• Objective
Report the number of lines in the entries below that include the word "Managed", and nothing else.

• Input data
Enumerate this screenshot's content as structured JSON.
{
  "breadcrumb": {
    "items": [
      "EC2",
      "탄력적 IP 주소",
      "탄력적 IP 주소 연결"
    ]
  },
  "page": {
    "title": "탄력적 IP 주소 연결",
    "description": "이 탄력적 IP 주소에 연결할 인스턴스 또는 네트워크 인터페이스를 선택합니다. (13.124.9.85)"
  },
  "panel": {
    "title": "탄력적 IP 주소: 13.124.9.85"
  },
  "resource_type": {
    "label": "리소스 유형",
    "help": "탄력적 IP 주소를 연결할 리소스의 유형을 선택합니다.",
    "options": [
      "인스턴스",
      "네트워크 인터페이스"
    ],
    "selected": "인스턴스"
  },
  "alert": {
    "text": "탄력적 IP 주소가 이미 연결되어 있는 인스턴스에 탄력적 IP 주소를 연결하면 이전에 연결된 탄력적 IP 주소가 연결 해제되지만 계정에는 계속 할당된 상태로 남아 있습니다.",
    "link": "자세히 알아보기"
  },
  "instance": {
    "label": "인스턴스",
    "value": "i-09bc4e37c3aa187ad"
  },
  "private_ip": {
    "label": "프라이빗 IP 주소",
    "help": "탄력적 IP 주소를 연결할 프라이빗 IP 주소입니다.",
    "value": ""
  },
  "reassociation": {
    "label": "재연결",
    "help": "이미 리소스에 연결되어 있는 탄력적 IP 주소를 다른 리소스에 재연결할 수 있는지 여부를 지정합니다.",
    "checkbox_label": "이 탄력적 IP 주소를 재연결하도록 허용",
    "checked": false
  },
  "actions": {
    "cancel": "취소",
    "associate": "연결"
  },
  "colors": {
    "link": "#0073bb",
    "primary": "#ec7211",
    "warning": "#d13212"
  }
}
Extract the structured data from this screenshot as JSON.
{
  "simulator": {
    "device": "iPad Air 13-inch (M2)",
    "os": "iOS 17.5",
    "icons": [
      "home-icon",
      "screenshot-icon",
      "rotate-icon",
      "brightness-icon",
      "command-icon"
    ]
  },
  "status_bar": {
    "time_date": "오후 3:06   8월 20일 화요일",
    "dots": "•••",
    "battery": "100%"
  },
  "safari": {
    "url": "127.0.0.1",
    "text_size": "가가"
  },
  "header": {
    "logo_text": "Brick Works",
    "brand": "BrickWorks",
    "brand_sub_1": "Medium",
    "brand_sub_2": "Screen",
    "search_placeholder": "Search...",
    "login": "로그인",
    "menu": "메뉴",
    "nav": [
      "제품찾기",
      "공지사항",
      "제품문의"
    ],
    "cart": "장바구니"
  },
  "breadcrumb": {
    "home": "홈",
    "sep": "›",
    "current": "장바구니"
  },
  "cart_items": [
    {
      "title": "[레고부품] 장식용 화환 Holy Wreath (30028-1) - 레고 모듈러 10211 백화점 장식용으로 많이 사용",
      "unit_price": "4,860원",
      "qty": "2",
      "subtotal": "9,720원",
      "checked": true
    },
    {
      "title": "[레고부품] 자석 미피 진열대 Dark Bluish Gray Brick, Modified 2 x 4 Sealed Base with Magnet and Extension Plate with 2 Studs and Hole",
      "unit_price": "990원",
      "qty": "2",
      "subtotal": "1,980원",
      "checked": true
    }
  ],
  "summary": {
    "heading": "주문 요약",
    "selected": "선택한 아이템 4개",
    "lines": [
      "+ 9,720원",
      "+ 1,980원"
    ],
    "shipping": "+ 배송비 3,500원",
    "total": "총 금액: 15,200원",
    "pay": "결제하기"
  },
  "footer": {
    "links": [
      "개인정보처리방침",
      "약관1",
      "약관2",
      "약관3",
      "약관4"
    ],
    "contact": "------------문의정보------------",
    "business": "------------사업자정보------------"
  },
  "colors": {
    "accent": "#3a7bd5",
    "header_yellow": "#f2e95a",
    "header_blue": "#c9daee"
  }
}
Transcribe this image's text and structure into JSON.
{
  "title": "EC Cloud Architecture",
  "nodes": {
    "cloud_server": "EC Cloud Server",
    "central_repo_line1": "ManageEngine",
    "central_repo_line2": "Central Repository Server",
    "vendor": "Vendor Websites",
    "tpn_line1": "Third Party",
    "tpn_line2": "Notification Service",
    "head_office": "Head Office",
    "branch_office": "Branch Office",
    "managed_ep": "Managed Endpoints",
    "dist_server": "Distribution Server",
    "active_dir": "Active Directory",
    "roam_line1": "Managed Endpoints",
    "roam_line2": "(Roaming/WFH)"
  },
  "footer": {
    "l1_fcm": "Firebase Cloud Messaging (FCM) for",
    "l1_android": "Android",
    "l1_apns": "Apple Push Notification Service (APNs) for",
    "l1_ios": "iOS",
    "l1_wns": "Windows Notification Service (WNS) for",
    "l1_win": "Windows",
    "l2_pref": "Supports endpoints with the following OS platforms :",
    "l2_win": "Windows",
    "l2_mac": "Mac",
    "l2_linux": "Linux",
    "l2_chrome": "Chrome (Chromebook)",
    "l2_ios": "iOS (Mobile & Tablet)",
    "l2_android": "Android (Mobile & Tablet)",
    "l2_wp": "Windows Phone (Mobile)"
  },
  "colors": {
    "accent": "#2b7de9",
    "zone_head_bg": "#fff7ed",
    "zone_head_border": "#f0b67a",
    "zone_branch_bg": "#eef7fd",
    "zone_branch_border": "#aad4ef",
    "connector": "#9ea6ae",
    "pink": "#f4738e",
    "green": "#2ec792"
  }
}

• Exercise solution
2